§ WHAT TO DO: In the data below, find each line containing the string "doivent" and return it.

§ PROVIDED DATA:
+ + + + +
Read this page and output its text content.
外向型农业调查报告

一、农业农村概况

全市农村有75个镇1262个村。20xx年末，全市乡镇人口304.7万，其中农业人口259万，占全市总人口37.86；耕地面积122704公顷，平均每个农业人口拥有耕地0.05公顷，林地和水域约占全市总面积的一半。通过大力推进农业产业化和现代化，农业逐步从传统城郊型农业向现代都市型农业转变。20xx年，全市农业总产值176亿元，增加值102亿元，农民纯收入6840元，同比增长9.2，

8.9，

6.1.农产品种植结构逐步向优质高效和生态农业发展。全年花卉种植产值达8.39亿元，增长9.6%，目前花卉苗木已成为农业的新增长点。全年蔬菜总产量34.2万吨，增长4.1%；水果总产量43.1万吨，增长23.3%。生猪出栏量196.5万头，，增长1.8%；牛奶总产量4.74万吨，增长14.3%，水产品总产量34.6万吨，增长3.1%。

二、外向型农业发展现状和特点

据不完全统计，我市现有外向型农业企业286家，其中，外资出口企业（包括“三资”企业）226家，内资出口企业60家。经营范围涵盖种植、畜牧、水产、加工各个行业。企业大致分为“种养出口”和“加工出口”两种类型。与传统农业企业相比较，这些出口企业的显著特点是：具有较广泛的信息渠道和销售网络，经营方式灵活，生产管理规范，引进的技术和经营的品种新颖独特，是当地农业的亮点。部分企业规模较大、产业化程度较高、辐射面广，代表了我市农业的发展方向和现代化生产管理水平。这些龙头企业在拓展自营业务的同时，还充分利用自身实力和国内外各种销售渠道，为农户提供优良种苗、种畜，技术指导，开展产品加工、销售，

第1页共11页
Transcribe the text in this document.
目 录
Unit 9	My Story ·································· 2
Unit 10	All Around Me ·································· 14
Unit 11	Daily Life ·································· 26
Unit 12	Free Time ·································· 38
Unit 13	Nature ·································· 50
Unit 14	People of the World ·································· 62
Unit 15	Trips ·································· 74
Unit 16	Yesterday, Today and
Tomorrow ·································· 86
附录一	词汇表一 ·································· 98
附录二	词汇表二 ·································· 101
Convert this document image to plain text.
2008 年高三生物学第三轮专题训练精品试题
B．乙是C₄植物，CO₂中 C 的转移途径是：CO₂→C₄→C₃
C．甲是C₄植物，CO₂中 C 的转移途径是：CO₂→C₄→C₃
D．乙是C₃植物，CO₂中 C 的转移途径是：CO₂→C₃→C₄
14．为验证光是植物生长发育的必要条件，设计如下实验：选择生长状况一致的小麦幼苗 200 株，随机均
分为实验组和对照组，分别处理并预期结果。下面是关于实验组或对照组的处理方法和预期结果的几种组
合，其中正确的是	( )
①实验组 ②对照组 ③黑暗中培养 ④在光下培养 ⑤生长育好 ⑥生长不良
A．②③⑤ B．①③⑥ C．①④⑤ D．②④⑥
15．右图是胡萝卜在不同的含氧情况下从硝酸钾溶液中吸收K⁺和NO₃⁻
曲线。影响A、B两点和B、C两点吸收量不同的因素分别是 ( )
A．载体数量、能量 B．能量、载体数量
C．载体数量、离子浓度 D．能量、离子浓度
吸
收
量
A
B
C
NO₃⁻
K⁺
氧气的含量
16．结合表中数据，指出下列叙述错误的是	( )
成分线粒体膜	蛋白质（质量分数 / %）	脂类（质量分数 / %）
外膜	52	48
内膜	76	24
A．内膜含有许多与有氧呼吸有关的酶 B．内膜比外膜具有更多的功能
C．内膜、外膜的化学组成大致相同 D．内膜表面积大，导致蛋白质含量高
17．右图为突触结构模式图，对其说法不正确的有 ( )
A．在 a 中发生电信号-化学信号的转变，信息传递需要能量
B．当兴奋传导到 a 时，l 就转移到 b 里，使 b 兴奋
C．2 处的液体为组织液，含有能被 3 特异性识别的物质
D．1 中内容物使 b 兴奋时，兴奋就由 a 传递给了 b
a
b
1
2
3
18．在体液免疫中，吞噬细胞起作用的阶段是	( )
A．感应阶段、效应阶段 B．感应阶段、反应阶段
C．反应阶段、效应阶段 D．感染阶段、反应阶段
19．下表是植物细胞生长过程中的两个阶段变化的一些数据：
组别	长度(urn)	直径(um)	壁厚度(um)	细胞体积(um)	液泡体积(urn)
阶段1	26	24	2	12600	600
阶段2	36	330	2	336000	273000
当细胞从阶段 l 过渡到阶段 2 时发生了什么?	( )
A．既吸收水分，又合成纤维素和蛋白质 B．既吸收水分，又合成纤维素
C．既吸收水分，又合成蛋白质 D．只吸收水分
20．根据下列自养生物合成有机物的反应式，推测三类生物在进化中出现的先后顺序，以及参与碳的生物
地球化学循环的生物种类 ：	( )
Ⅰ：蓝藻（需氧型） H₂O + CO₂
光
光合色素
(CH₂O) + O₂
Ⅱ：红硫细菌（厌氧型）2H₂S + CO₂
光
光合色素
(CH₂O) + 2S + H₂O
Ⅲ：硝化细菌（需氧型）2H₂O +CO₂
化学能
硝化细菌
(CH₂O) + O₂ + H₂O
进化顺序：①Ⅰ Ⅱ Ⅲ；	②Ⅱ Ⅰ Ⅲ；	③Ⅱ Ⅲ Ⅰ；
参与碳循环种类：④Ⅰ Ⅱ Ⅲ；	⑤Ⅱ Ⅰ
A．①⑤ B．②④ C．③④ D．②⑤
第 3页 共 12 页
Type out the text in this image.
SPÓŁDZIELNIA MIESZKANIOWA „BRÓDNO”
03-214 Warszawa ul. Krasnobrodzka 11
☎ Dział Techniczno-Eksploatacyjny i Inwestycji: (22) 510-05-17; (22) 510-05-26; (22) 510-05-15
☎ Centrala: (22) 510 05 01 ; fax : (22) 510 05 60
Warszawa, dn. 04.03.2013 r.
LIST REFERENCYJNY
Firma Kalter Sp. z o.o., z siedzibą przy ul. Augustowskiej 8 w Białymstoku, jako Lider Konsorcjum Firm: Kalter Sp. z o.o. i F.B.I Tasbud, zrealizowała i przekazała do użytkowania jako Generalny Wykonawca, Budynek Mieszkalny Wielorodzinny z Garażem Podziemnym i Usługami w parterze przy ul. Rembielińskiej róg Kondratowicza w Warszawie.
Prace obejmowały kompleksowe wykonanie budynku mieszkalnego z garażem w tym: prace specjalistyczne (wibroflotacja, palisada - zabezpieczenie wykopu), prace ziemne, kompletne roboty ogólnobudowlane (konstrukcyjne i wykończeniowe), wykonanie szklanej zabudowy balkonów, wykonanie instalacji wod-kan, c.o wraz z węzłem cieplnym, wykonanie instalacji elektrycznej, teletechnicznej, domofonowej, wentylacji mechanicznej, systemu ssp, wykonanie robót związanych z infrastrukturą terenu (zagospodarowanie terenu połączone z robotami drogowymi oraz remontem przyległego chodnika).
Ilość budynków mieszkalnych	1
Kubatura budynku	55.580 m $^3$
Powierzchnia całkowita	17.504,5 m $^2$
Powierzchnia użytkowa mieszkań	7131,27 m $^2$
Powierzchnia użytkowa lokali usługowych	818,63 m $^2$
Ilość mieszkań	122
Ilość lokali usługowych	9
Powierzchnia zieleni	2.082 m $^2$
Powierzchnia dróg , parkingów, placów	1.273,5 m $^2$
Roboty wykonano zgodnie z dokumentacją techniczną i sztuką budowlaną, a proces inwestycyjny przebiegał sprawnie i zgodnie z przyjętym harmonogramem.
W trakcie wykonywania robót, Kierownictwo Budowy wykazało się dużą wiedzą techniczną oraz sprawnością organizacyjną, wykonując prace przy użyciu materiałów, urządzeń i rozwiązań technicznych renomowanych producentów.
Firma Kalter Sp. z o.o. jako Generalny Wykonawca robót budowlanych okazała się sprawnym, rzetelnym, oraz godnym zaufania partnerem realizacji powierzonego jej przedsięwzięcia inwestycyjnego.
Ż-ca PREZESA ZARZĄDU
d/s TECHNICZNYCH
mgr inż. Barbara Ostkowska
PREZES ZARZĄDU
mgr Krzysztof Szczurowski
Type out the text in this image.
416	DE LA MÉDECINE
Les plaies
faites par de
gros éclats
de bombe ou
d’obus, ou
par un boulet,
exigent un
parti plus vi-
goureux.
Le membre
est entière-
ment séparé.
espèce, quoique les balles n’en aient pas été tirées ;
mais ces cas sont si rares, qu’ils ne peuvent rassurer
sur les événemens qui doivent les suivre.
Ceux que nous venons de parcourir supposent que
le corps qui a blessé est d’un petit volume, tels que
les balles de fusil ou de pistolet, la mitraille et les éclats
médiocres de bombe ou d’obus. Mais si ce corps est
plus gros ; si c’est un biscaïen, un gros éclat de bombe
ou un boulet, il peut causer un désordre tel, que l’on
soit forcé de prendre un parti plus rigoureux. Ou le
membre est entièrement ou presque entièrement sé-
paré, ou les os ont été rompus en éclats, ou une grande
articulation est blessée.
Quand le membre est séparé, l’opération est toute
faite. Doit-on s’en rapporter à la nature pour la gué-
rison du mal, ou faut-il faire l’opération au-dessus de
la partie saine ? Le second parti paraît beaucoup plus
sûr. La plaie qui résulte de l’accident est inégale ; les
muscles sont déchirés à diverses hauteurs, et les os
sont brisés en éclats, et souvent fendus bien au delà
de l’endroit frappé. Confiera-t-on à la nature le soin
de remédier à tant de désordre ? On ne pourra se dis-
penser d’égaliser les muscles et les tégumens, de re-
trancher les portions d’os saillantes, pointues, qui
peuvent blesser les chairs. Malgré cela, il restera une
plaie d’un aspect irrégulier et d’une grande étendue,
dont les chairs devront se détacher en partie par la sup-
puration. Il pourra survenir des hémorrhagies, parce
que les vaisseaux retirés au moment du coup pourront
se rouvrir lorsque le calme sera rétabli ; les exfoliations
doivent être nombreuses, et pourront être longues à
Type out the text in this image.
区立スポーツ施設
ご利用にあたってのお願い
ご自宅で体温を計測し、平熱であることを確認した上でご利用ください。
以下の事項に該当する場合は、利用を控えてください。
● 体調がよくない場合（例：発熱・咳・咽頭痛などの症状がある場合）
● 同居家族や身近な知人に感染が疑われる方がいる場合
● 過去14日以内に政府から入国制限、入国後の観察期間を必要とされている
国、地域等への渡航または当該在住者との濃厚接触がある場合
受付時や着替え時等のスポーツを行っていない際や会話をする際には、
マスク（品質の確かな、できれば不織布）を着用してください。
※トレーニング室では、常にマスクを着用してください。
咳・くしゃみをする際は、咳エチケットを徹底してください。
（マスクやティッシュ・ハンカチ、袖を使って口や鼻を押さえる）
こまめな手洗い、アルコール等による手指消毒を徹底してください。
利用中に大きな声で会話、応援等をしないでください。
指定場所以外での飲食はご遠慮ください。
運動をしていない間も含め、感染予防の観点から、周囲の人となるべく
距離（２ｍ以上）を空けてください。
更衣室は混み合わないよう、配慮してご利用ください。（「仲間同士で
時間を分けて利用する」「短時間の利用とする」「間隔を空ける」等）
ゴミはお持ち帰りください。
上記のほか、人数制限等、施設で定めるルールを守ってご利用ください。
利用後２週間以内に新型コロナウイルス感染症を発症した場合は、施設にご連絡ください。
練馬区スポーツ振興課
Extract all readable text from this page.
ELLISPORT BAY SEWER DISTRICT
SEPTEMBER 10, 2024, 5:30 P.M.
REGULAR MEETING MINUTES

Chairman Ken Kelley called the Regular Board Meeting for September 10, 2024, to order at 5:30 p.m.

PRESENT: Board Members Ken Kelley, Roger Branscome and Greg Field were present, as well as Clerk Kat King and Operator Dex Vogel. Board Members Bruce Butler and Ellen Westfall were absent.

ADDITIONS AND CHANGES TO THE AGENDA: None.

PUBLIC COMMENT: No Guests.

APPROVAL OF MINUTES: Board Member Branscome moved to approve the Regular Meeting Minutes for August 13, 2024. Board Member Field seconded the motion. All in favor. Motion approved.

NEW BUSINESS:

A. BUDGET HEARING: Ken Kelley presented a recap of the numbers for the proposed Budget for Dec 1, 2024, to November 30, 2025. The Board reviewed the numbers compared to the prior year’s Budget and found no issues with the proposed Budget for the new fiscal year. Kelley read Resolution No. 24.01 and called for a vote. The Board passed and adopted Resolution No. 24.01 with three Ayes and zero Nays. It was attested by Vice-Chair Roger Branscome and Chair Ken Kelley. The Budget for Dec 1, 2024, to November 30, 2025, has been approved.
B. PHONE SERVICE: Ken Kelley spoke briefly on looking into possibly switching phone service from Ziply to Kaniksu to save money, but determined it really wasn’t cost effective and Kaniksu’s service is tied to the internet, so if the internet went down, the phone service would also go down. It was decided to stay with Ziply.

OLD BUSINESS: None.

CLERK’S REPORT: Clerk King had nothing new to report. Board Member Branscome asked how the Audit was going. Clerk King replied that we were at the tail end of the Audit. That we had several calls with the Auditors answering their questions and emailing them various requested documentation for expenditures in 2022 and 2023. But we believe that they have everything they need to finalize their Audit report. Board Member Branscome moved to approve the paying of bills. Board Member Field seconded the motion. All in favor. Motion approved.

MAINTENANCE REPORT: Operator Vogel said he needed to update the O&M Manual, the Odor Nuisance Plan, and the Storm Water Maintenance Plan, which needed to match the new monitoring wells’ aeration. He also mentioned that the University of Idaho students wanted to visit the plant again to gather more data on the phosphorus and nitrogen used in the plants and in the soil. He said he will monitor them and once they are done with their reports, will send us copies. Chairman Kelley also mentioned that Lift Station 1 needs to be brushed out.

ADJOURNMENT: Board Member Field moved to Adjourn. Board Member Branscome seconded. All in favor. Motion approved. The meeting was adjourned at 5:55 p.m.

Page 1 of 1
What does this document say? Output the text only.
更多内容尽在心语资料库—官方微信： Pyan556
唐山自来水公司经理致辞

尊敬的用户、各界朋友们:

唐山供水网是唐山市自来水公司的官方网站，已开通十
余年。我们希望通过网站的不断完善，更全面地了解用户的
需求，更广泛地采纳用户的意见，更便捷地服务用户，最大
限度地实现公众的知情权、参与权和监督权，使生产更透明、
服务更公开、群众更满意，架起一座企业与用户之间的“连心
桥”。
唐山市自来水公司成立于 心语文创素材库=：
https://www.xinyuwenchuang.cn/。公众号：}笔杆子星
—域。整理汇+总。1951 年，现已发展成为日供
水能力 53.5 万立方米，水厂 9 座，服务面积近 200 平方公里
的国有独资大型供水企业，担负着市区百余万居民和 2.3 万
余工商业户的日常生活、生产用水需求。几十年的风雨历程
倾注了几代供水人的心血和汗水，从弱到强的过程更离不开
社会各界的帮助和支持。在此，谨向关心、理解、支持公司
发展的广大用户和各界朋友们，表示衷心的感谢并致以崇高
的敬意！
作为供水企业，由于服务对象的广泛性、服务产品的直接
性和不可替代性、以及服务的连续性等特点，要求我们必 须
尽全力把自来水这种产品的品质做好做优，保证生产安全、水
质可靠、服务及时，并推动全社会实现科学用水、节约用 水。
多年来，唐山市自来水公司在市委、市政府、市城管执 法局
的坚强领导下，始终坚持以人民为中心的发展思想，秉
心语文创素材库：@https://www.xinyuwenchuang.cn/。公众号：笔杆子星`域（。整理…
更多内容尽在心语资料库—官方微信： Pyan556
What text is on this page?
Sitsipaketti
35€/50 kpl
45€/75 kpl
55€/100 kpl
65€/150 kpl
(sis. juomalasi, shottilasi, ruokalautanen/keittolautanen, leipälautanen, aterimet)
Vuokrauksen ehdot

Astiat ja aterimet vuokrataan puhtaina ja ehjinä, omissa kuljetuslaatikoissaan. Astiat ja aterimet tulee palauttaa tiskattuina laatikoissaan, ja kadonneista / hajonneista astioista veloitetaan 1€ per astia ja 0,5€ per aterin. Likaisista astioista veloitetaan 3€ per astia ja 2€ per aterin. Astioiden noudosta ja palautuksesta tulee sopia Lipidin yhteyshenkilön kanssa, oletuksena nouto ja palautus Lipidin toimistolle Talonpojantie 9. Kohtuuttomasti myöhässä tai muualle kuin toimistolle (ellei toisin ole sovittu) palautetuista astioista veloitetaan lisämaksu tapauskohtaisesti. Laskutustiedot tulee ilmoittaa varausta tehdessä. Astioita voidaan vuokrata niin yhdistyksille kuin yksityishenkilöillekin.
+ + + + +
§ RESULT:
sur les événemens qui doivent les suivre.
doivent être nombreuses, et pourront être longues à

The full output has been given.